* _Stated task_
In your copy, repeat the records exactly and leave out the pictures.

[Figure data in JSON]
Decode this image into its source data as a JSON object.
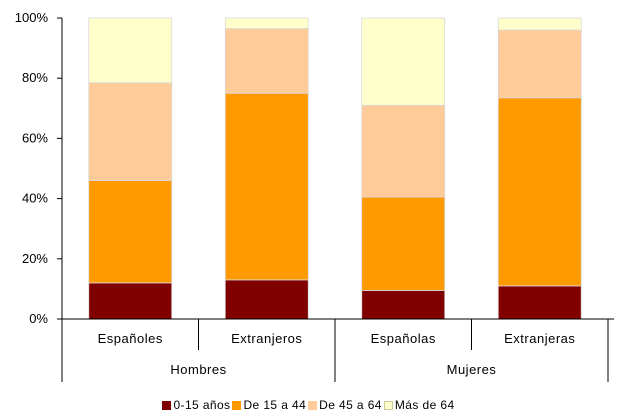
{
  "chart_data": {
    "type": "bar",
    "stacked": true,
    "percent": true,
    "categories": [
      "Españoles",
      "Extranjeros",
      "Españolas",
      "Extranjeras"
    ],
    "groups": [
      {
        "label": "Hombres",
        "categories": [
          "Españoles",
          "Extranjeros"
        ]
      },
      {
        "label": "Mujeres",
        "categories": [
          "Españolas",
          "Extranjeras"
        ]
      }
    ],
    "series": [
      {
        "name": "0-15 años",
        "color": "#800000",
        "values": [
          12,
          13,
          9.5,
          11
        ]
      },
      {
        "name": "De 15 a 44",
        "color": "#FF9900",
        "values": [
          34,
          62,
          31,
          62.5
        ]
      },
      {
        "name": "De 45 a 64",
        "color": "#FFCC99",
        "values": [
          32.5,
          21.5,
          30.5,
          22.5
        ]
      },
      {
        "name": "Más de 64",
        "color": "#FFFFCC",
        "values": [
          21.5,
          3.5,
          29,
          4
        ]
      }
    ],
    "ylim": [
      0,
      100
    ],
    "yticks": [
      0,
      20,
      40,
      60,
      80,
      100
    ],
    "ytick_labels": [
      "0%",
      "20%",
      "40%",
      "60%",
      "80%",
      "100%"
    ],
    "xlabel": "",
    "ylabel": "",
    "title": "",
    "grid": false,
    "legend_position": "bottom"
  }
}
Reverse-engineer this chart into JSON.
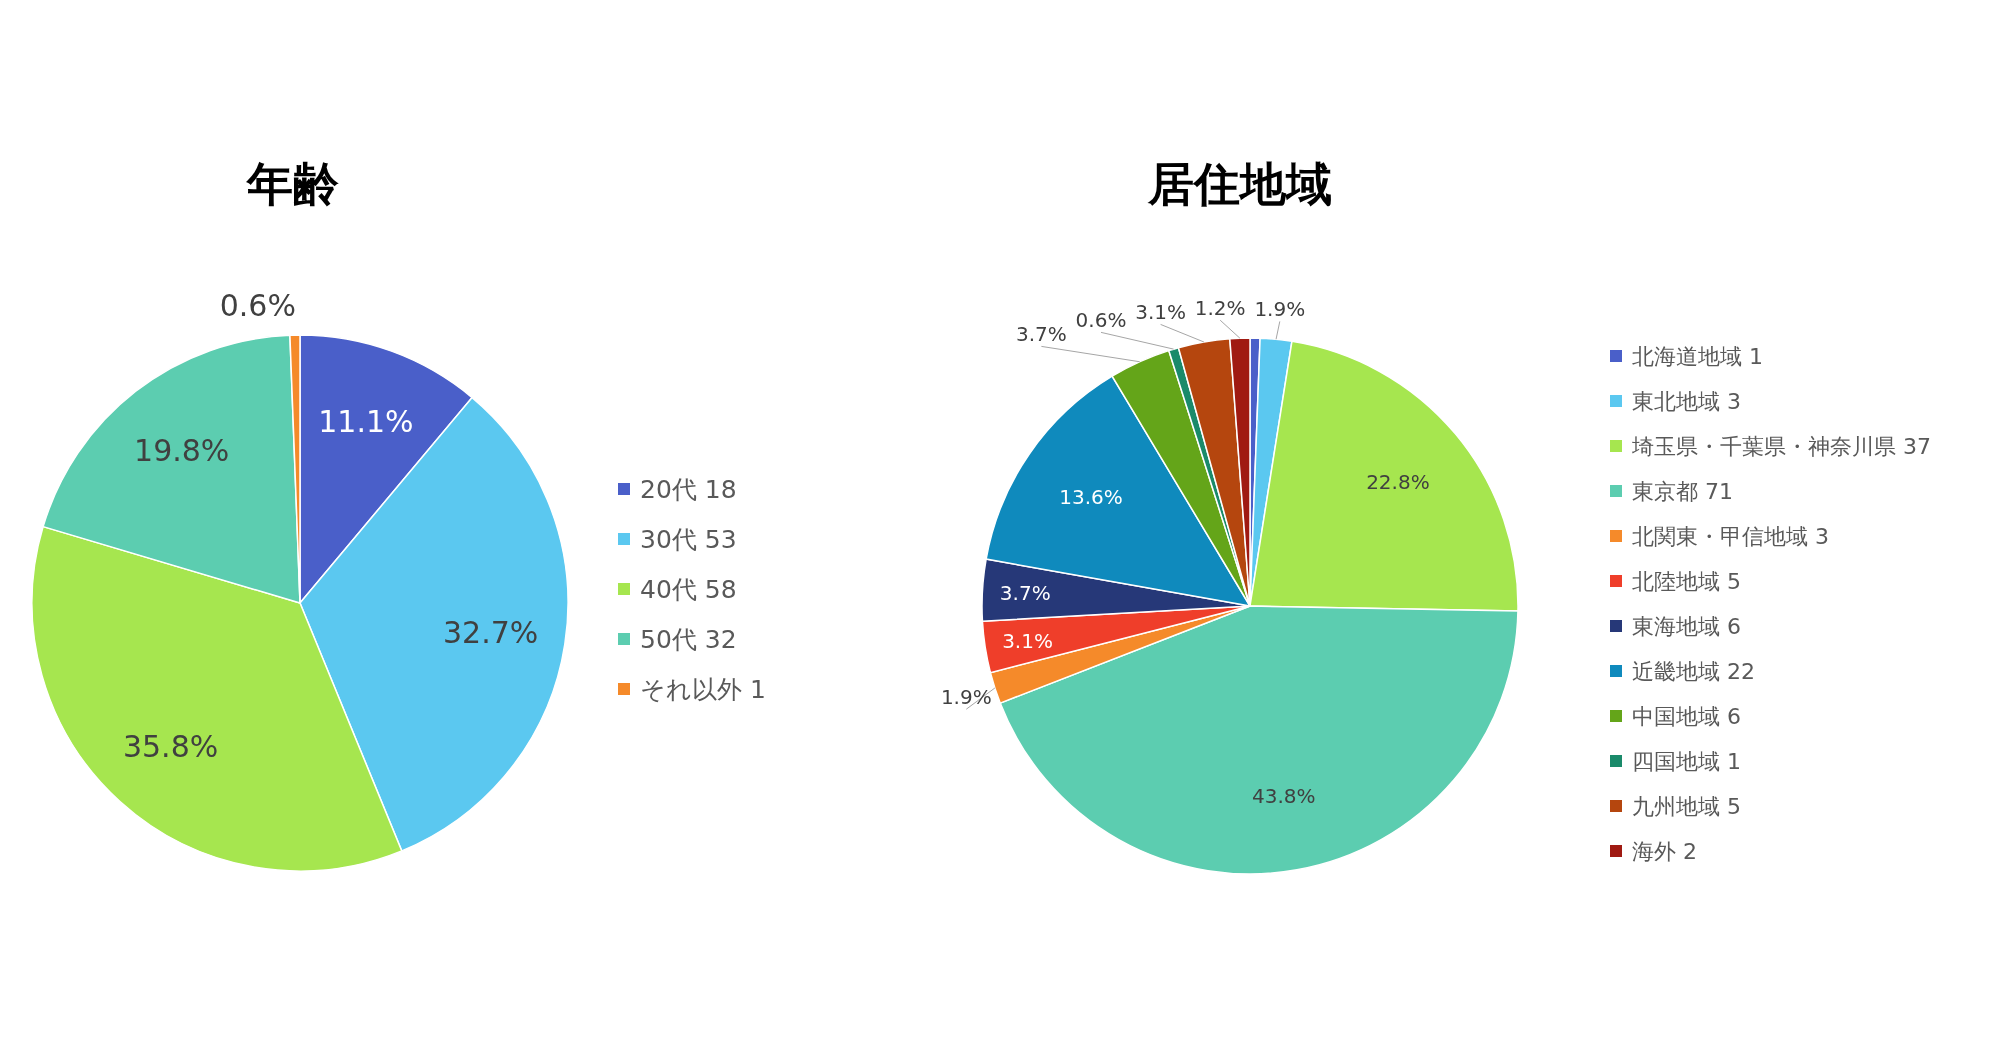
{
  "chart_data": [
    {
      "type": "pie",
      "title": "年齢",
      "categories": [
        "20代 18",
        "30代 53",
        "40代 58",
        "50代 32",
        "それ以外 1"
      ],
      "values": [
        11.1,
        32.7,
        35.8,
        19.8,
        0.6
      ],
      "colors": [
        "#4a5fc9",
        "#5bc8f0",
        "#a6e64f",
        "#5ccdb0",
        "#f58a2a"
      ],
      "value_labels": [
        "11.1%",
        "32.7%",
        "35.8%",
        "19.8%",
        "0.6%"
      ],
      "legend": "right"
    },
    {
      "type": "pie",
      "title": "居住地域",
      "categories": [
        "北海道地域 1",
        "東北地域 3",
        "埼玉県・千葉県・神奈川県 37",
        "東京都 71",
        "北関東・甲信地域 3",
        "北陸地域 5",
        "東海地域 6",
        "近畿地域 22",
        "中国地域 6",
        "四国地域 1",
        "九州地域 5",
        "海外 2"
      ],
      "values": [
        0.6,
        1.9,
        22.8,
        43.8,
        1.9,
        3.1,
        3.7,
        13.6,
        3.7,
        0.6,
        3.1,
        1.2
      ],
      "colors": [
        "#4a5fc9",
        "#5bc8f0",
        "#a6e64f",
        "#5ccdb0",
        "#f58a2a",
        "#ef3e2a",
        "#263878",
        "#0f8abd",
        "#64a519",
        "#1a8a6a",
        "#b5460e",
        "#a01a12"
      ],
      "value_labels": [
        null,
        "1.9%",
        "22.8%",
        "43.8%",
        "1.9%",
        "3.1%",
        "3.7%",
        "13.6%",
        "3.7%",
        "0.6%",
        "3.1%",
        "1.2%"
      ],
      "legend": "right"
    }
  ]
}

* _The answer_
Decode this image into its source data as a JSON object.
{
  "chart_data": {
    "type": "bar",
    "stacked": true,
    "percent": true,
    "categories": [
      "Españoles",
      "Extranjeros",
      "Españolas",
      "Extranjeras"
    ],
    "groups": [
      {
        "label": "Hombres",
        "categories": [
          "Españoles",
          "Extranjeros"
        ]
      },
      {
        "label": "Mujeres",
        "categories": [
          "Españolas",
          "Extranjeras"
        ]
      }
    ],
    "series": [
      {
        "name": "0-15 años",
        "color": "#800000",
        "values": [
          12,
          13,
          9.5,
          11
        ]
      },
      {
        "name": "De 15 a 44",
        "color": "#FF9900",
        "values": [
          34,
          62,
          31,
          62.5
        ]
      },
      {
        "name": "De 45 a 64",
        "color": "#FFCC99",
        "values": [
          32.5,
          21.5,
          30.5,
          22.5
        ]
      },
      {
        "name": "Más de 64",
        "color": "#FFFFCC",
        "values": [
          21.5,
          3.5,
          29,
          4
        ]
      }
    ],
    "ylim": [
      0,
      100
    ],
    "yticks": [
      0,
      20,
      40,
      60,
      80,
      100
    ],
    "ytick_labels": [
      "0%",
      "20%",
      "40%",
      "60%",
      "80%",
      "100%"
    ],
    "xlabel": "",
    "ylabel": "",
    "title": "",
    "grid": false,
    "legend_position": "bottom"
  }
}
Reverse-engineer this chart into JSON.
{
  "chart_data": [
    {
      "type": "pie",
      "title": "年齢",
      "categories": [
        "20代 18",
        "30代 53",
        "40代 58",
        "50代 32",
        "それ以外 1"
      ],
      "values": [
        11.1,
        32.7,
        35.8,
        19.8,
        0.6
      ],
      "colors": [
        "#4a5fc9",
        "#5bc8f0",
        "#a6e64f",
        "#5ccdb0",
        "#f58a2a"
      ],
      "value_labels": [
        "11.1%",
        "32.7%",
        "35.8%",
        "19.8%",
        "0.6%"
      ],
      "legend": "right"
    },
    {
      "type": "pie",
      "title": "居住地域",
      "categories": [
        "北海道地域 1",
        "東北地域 3",
        "埼玉県・千葉県・神奈川県 37",
        "東京都 71",
        "北関東・甲信地域 3",
        "北陸地域 5",
        "東海地域 6",
        "近畿地域 22",
        "中国地域 6",
        "四国地域 1",
        "九州地域 5",
        "海外 2"
      ],
      "values": [
        0.6,
        1.9,
        22.8,
        43.8,
        1.9,
        3.1,
        3.7,
        13.6,
        3.7,
        0.6,
        3.1,
        1.2
      ],
      "colors": [
        "#4a5fc9",
        "#5bc8f0",
        "#a6e64f",
        "#5ccdb0",
        "#f58a2a",
        "#ef3e2a",
        "#263878",
        "#0f8abd",
        "#64a519",
        "#1a8a6a",
        "#b5460e",
        "#a01a12"
      ],
      "value_labels": [
        null,
        "1.9%",
        "22.8%",
        "43.8%",
        "1.9%",
        "3.1%",
        "3.7%",
        "13.6%",
        "3.7%",
        "0.6%",
        "3.1%",
        "1.2%"
      ],
      "legend": "right"
    }
  ]
}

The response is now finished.